**Assignment**
From the barley soup text below, return the portion between "First the onions" and "my! Not good.", inclusive, copied word for word.
##### Passage provided
This soup comes from Trentino in the far north of Italy. It’s a region I’ve yet to visit. If this soup is typical of the cuisine, I need to correct that oversight soon.
I scanned this recipe quickly making sure I had all the ingredients on hand, then while the barley simmered in the soup pot, I chopped the veggies.
As I’ve come to understand the science behind Marcella’s focus on flavor layering, I enjoy contemplating the order these particular ingredients will be put to the heat.
First the onions join the olive oil in a pan put to medium heat. They are softened to a beautiful pale golden color. Then comes a few minutes for the pancetta to add her heady flavor. After that it is rosemary and parsley’s turn to be stirred in for a brief minute and then the heat is turned off.
When the barley is tender, I prepare to add the rest of the ingredients. I’m about to dump the contents of the sauté into the pot, when my eyes fall on the carton of bullion cubes. I set the pan back down wondering, just how old are these cubes, anyway? I so rarely use them. I can’t even remember when I bought them. Hmmm. Well, I know that the industrial size container came from Sam’s Wholesale. It’s almost half empty and we switched from Sam’s to Costco at least three years ago. Oh my! Not good.
Our single self-imposed rule is as we began this project -- Follow the Recipe Exactly. No variations without Marcella’s express written permission. It’s Sunday afternoon. I doubt Marcella and Victor will be checking in on Facebook or email. No way am I going to disturb them by telephone while I’m sure they are at this very moment enjoying their own Sunday dinner.
But, the soup is bubbling. What to do? Do I use an old stale bullion cube that might taint the final dish? Do substitute stock? I decided that Marcella would always approve of a decision to avoid using an inferior ingredient. So, before adding any of the other ingredients, I scooped out a cup of cooking liquid and replaced it with a cup of boxed beef stock. To more closely approximate the strength of the bullion cube, I didn’t dilute the stock.
With a sense of relief at having salvaged the recipe, I picked up the pan of onions and dumped it into the pot along with the diced carrot and potato. As it cooked, I tested for salt and found that I needed to add more to compensate for the substitution of stock for bullion.
Barley Soup in the Style of Trent is a wonderful and hearty soup. I’ll make it again…after I’ve purchased fresh bullion cubes.
##########
##### Study material
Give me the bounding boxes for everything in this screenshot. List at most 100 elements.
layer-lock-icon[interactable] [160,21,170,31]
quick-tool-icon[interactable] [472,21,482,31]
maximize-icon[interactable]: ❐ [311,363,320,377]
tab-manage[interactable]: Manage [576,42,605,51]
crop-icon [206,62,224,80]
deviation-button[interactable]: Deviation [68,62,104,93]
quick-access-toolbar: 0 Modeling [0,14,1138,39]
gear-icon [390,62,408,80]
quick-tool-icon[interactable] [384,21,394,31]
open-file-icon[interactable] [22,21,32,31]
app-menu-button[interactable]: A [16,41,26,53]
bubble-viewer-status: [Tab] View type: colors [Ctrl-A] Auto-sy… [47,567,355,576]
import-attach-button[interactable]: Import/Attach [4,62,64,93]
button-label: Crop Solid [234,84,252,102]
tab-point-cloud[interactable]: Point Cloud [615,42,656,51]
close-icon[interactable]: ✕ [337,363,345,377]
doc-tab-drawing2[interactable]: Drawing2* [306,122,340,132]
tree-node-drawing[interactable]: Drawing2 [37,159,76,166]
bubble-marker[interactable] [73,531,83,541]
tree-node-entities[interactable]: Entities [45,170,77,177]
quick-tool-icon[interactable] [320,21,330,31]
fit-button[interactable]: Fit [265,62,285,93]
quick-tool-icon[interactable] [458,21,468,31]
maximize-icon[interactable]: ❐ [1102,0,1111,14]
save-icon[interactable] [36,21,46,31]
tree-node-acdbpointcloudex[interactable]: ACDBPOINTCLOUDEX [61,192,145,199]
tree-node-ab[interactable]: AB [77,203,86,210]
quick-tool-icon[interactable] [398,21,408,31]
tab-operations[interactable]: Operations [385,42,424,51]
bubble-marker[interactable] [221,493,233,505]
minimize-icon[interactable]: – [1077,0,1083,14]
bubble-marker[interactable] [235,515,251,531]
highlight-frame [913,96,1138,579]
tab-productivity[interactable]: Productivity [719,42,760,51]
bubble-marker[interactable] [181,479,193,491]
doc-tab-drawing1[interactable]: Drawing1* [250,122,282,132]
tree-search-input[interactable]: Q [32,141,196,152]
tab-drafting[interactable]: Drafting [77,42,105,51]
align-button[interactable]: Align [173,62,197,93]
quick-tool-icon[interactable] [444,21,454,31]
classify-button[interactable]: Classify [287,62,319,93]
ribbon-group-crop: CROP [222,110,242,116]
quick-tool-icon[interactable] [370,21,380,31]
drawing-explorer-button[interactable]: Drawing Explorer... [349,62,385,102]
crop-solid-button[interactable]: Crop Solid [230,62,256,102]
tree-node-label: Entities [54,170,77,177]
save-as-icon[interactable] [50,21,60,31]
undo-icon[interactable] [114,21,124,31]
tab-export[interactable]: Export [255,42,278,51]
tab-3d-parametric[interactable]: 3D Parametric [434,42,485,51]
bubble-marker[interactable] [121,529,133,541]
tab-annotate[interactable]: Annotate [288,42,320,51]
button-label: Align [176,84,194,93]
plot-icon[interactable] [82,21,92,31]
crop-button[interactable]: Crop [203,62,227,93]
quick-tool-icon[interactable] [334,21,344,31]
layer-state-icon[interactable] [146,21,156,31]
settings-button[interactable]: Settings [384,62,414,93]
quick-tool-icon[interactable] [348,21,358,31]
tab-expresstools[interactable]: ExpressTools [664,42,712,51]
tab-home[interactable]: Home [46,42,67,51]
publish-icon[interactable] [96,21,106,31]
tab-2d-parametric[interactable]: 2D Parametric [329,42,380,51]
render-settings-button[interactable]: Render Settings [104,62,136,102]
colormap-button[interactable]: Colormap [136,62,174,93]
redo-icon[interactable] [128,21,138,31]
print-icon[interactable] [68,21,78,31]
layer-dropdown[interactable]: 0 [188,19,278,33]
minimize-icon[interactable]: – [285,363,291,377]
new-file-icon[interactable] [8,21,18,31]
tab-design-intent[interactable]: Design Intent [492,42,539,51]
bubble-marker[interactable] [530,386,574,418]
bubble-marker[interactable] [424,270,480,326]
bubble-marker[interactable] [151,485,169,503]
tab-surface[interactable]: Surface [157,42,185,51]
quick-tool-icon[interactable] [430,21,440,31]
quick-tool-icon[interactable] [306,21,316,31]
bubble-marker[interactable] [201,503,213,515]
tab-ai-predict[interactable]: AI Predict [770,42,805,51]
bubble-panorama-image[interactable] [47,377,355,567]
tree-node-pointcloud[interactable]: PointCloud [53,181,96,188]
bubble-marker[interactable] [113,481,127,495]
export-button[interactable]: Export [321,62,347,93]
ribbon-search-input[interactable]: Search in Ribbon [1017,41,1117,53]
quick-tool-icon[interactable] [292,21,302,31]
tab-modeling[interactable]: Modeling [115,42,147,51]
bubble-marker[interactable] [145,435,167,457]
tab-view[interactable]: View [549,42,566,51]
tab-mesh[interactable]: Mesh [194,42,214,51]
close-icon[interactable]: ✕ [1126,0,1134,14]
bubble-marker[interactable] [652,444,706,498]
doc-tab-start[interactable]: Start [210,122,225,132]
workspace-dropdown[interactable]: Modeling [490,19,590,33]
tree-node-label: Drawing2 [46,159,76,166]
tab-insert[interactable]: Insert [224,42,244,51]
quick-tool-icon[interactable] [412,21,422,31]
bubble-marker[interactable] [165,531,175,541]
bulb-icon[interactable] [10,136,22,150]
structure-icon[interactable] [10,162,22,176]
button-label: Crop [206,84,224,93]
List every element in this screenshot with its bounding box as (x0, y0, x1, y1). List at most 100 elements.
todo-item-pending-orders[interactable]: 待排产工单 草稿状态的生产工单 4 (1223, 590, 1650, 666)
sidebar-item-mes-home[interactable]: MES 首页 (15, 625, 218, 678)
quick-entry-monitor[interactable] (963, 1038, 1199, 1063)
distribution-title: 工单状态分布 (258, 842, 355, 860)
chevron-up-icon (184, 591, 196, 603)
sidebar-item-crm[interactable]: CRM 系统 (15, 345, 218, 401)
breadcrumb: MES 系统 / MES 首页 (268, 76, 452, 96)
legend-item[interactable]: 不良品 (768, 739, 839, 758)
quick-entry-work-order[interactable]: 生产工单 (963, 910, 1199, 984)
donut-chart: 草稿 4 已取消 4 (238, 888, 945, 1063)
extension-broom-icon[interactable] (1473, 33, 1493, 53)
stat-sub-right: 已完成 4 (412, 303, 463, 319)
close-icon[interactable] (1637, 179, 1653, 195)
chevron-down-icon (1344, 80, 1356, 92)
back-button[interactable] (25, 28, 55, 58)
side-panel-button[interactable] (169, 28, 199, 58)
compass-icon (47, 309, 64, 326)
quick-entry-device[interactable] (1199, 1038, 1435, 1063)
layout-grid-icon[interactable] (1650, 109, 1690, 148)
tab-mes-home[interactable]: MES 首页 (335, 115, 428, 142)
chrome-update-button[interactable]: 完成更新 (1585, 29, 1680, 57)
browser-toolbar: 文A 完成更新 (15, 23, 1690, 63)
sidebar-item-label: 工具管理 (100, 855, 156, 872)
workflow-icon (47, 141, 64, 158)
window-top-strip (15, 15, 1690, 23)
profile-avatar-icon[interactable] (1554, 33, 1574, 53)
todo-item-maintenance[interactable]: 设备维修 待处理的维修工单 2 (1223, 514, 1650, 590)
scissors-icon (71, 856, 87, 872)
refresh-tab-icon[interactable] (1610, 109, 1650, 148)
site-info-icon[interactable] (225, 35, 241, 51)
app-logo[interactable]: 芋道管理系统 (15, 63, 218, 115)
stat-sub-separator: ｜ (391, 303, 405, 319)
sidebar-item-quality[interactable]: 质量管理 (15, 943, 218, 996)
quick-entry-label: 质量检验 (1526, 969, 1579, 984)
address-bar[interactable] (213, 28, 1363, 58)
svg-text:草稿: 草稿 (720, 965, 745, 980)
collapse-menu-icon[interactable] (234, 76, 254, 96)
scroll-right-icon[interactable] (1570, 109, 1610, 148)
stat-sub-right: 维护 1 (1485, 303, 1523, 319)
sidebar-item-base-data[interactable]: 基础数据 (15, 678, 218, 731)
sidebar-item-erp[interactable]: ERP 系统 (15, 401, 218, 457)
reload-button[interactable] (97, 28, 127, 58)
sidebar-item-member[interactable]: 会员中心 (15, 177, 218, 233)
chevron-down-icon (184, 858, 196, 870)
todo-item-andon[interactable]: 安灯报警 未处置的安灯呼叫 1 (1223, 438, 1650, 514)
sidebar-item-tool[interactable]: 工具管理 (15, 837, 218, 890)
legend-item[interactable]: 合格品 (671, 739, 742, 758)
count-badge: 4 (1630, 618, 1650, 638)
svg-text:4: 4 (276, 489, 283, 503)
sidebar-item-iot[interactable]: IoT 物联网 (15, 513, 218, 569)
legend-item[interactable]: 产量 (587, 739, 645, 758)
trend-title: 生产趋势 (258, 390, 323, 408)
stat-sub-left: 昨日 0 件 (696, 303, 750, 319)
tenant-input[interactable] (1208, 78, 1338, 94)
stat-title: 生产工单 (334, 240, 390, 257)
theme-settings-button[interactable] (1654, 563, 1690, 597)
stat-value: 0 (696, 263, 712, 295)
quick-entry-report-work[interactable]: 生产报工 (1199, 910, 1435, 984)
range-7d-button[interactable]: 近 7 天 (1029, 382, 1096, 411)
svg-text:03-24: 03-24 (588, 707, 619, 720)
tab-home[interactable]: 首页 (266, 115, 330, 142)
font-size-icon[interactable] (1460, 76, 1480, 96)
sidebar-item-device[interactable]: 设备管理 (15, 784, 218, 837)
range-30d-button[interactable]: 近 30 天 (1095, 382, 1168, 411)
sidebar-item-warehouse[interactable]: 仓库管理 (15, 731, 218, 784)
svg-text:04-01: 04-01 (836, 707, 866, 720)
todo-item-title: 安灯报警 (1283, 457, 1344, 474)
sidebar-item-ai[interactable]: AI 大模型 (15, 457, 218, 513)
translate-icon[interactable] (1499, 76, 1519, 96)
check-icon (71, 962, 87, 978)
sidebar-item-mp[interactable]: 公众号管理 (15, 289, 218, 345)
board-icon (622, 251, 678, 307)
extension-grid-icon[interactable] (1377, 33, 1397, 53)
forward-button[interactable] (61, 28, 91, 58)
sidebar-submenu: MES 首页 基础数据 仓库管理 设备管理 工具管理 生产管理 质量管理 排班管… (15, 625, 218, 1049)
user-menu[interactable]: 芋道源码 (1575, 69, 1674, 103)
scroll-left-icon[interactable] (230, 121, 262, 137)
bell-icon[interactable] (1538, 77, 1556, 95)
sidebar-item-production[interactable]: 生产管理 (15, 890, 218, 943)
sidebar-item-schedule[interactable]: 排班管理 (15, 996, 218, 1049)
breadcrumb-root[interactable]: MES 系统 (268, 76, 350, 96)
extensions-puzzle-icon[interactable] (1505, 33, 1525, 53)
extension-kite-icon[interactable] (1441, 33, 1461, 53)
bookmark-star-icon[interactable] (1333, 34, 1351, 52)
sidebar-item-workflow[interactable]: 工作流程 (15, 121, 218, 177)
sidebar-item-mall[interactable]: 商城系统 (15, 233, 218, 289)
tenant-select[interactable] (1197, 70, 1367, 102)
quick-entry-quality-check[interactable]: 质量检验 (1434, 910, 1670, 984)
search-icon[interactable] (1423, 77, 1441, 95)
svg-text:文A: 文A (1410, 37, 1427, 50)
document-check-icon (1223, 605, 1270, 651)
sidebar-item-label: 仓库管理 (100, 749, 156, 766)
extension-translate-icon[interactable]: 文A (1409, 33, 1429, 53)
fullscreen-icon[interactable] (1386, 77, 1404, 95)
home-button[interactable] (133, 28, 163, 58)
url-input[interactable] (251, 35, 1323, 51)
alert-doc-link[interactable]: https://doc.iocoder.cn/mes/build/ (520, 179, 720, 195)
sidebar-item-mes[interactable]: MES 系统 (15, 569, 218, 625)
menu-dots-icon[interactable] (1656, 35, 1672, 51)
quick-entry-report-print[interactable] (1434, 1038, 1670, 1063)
##########
**Exercise result**
First the onions join the olive oil in a pan put to medium heat. They are softened to a beautiful pale golden color. Then comes a few minutes for the pancetta to add her heady flavor. After that it is rosemary and parsley’s turn to be stirred in for a brief minute and then the heat is turned off.
When the barley is tender, I prepare to add the rest of the ingredients. I’m about to dump the contents of the sauté into the pot, when my eyes fall on the carton of bullion cubes. I set the pan back down wondering, just how old are these cubes, anyway? I so rarely use them. I can’t even remember when I bought them. Hmmm. Well, I know that the industrial size container came from Sam’s Wholesale. It’s almost half empty and we switched from Sam’s to Costco at least three years ago. Oh my! Not good.